Instructions to follow: Reproduce each line exactly.

*****

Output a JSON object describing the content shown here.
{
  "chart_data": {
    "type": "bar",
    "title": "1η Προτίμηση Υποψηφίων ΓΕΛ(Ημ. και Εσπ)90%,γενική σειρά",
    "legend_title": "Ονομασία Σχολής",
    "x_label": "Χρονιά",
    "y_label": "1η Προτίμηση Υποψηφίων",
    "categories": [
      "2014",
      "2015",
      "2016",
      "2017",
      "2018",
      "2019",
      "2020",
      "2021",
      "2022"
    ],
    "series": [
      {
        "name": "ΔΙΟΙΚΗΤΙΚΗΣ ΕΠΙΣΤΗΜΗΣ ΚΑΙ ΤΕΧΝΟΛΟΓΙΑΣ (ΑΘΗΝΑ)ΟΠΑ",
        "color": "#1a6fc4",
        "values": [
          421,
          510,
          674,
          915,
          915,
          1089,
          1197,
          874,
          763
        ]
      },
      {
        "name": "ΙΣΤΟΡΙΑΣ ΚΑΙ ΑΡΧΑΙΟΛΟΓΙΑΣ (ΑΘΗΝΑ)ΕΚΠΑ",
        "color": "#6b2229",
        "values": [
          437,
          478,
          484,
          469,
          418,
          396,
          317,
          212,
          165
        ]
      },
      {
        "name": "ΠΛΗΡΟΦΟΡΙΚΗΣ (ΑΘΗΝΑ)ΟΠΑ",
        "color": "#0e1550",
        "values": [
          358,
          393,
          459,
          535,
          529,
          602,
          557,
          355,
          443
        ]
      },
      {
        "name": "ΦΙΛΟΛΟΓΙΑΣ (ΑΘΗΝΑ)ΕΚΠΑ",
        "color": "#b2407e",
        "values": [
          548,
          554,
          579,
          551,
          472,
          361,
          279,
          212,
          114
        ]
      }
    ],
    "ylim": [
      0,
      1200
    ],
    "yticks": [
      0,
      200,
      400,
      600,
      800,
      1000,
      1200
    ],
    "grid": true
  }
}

*****

Solution to this problem:
Output a JSON object describing the content shown here.
{
  "chart_data": {
    "type": "bar",
    "title": "1η Προτίμηση Υποψηφίων ΓΕΛ(Ημ. και Εσπ)90%,γενική σειρά",
    "legend_title": "Ονομασία Σχολής",
    "x_label": "Χρονιά",
    "y_label": "1η Προτίμηση Υποψηφίων",
    "categories": [
      "2014",
      "2015",
      "2016",
      "2017",
      "2018",
      "2019",
      "2020",
      "2021",
      "2022"
    ],
    "series": [
      {
        "name": "ΔΙΟΙΚΗΤΙΚΗΣ ΕΠΙΣΤΗΜΗΣ ΚΑΙ ΤΕΧΝΟΛΟΓΙΑΣ (ΑΘΗΝΑ)ΟΠΑ",
        "color": "#1a6fc4",
        "values": [
          421,
          510,
          674,
          915,
          915,
          1089,
          1197,
          874,
          763
        ]
      },
      {
        "name": "ΙΣΤΟΡΙΑΣ ΚΑΙ ΑΡΧΑΙΟΛΟΓΙΑΣ (ΑΘΗΝΑ)ΕΚΠΑ",
        "color": "#6b2229",
        "values": [
          437,
          478,
          484,
          469,
          418,
          396,
          317,
          212,
          165
        ]
      },
      {
        "name": "ΠΛΗΡΟΦΟΡΙΚΗΣ (ΑΘΗΝΑ)ΟΠΑ",
        "color": "#0e1550",
        "values": [
          358,
          393,
          459,
          535,
          529,
          602,
          557,
          355,
          443
        ]
      },
      {
        "name": "ΦΙΛΟΛΟΓΙΑΣ (ΑΘΗΝΑ)ΕΚΠΑ",
        "color": "#b2407e",
        "values": [
          548,
          554,
          579,
          551,
          472,
          361,
          279,
          212,
          114
        ]
      }
    ],
    "ylim": [
      0,
      1200
    ],
    "yticks": [
      0,
      200,
      400,
      600,
      800,
      1000,
      1200
    ],
    "grid": true
  }
}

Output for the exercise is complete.